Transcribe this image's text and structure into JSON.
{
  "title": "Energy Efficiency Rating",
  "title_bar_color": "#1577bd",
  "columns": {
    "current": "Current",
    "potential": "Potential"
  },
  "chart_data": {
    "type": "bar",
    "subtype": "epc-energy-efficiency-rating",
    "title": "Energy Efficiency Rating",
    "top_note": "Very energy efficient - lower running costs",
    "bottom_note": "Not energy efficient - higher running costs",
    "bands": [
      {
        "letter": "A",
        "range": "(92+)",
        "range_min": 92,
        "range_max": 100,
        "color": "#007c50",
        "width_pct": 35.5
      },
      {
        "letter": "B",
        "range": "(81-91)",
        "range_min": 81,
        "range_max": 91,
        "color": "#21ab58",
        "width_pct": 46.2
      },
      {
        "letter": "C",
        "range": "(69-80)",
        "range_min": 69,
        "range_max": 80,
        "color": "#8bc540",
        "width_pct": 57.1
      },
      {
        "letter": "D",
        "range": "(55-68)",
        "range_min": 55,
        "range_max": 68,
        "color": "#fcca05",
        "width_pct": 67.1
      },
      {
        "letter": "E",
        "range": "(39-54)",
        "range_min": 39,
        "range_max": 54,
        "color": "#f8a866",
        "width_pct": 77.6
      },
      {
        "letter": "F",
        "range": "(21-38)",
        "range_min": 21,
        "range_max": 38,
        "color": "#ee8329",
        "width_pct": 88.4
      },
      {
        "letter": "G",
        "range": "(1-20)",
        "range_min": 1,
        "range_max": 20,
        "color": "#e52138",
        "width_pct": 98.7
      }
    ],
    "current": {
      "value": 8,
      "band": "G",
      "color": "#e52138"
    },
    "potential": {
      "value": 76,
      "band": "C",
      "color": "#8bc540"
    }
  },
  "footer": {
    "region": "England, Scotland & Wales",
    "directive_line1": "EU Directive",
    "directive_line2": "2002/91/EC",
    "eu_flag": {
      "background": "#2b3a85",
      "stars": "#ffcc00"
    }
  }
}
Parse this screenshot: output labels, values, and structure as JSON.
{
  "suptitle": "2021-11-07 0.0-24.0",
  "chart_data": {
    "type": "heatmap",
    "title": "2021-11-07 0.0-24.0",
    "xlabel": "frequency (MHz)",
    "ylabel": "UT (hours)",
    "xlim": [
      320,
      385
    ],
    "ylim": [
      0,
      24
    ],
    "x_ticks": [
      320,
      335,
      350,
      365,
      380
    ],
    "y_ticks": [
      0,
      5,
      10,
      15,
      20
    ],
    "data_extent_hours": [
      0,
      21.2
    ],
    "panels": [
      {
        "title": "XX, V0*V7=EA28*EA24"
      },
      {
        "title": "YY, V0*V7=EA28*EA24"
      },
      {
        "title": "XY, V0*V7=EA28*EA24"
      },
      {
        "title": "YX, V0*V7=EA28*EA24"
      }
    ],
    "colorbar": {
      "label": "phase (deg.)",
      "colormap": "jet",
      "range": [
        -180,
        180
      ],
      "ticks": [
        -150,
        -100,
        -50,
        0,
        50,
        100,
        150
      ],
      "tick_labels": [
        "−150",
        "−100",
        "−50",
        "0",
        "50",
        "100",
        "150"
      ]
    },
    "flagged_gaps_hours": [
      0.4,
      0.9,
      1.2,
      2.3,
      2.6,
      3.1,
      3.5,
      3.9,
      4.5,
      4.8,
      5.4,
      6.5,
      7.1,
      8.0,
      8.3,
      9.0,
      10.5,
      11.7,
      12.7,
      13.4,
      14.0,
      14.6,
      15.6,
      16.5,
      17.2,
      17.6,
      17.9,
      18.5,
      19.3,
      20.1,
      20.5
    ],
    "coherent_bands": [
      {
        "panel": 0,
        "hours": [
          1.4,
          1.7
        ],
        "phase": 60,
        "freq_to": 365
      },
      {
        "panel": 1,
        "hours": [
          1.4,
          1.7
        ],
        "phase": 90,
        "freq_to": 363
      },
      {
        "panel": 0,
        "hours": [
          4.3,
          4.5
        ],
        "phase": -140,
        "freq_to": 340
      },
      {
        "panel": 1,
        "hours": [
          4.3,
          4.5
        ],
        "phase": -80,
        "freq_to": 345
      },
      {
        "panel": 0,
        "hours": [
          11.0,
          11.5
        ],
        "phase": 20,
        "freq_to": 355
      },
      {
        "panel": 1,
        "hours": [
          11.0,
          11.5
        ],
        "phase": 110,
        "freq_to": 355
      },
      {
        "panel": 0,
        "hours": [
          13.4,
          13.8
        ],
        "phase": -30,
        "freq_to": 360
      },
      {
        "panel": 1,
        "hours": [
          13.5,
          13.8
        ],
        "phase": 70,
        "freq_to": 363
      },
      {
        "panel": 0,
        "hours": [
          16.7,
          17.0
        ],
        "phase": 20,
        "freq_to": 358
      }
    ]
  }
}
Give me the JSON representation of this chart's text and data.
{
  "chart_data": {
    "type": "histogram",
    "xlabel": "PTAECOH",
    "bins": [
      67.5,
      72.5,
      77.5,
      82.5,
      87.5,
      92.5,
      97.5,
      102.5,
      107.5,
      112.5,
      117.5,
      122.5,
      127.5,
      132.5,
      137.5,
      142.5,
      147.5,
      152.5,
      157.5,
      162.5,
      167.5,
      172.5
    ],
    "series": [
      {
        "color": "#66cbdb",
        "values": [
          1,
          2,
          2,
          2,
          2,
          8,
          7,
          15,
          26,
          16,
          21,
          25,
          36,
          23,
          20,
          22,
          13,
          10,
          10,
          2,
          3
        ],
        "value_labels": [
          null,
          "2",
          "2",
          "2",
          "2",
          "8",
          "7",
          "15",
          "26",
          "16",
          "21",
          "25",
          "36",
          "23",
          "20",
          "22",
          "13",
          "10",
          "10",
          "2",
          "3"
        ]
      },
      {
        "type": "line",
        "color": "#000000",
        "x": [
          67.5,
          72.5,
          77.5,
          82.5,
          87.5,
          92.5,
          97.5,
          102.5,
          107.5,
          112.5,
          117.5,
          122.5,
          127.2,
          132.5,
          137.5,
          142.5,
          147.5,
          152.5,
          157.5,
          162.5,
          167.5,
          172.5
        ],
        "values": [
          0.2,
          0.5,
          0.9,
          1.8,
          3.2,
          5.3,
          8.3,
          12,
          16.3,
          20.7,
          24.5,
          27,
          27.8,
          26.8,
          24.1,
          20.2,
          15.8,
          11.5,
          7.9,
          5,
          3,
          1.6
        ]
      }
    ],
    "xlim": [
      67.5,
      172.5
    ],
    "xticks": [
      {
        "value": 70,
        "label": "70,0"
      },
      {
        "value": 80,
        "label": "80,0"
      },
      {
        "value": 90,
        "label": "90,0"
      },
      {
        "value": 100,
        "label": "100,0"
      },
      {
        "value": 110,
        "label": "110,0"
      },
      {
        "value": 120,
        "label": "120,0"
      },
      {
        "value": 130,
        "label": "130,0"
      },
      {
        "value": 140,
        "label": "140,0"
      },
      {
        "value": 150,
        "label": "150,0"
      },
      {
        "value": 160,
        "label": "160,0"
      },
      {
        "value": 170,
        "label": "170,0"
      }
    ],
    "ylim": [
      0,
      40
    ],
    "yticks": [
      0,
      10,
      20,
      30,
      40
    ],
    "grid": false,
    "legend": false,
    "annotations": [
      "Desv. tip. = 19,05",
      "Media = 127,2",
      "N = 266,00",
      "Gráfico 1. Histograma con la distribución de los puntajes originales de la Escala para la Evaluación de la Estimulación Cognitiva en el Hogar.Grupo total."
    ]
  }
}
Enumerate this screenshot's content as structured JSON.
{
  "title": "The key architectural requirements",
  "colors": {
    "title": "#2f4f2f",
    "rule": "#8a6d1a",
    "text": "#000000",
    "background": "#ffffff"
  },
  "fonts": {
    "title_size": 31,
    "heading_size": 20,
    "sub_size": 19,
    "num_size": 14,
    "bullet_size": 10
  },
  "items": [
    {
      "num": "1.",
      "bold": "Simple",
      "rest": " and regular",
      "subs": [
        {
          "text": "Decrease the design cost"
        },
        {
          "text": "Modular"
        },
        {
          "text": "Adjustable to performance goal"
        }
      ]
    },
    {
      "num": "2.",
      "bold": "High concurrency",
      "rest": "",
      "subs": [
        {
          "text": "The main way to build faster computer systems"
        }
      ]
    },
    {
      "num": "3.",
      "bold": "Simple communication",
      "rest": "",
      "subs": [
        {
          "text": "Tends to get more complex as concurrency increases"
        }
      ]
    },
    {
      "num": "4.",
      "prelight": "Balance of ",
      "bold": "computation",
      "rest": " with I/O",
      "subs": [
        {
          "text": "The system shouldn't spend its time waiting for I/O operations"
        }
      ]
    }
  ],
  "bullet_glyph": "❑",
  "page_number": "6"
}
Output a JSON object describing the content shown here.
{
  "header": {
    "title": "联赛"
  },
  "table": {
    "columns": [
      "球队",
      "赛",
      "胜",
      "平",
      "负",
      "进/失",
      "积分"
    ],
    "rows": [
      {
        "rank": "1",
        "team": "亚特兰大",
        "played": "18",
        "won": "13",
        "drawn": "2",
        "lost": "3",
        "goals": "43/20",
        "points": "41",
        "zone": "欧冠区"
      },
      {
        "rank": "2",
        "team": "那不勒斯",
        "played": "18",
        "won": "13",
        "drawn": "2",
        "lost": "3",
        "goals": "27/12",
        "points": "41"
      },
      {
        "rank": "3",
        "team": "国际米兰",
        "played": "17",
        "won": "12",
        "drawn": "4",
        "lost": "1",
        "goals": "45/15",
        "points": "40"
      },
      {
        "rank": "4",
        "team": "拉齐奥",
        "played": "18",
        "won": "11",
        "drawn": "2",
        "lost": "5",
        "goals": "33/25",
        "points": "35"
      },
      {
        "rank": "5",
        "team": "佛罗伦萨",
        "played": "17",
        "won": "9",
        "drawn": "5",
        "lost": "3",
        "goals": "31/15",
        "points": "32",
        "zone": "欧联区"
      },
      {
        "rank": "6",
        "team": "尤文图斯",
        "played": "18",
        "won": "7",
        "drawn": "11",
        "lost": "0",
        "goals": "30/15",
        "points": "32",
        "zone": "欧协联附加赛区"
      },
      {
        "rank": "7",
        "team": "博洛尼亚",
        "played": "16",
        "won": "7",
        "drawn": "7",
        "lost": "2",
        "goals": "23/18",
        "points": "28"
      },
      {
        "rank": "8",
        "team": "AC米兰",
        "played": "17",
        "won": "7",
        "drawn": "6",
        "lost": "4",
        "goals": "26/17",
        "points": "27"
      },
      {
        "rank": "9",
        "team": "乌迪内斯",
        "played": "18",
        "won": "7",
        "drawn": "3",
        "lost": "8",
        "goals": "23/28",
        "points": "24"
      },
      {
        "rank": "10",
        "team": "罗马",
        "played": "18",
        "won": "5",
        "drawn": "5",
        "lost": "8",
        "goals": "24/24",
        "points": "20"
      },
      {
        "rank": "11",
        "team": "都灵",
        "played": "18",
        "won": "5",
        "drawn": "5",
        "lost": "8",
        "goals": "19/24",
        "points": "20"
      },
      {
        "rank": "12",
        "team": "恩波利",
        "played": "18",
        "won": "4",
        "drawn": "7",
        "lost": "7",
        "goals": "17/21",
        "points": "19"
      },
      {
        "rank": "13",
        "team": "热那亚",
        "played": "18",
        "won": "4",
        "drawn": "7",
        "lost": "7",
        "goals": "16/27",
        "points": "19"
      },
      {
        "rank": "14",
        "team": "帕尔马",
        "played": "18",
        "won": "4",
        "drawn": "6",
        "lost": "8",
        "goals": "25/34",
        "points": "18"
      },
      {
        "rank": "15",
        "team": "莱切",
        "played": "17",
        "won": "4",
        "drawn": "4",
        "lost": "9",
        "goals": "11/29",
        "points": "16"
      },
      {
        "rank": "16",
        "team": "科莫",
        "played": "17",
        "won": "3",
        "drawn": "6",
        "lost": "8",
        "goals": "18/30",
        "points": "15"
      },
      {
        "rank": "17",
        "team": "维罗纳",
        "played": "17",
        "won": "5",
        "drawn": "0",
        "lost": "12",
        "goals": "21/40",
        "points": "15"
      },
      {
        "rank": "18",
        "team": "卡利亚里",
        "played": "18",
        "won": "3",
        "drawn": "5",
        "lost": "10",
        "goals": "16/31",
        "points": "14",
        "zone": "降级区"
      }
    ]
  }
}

Request >>
Using the material above, copy every line in which the string "xlabel" occurs.

Answer below >>
    "xlabel": "frequency (MHz)",
    "xlabel": "PTAECOH",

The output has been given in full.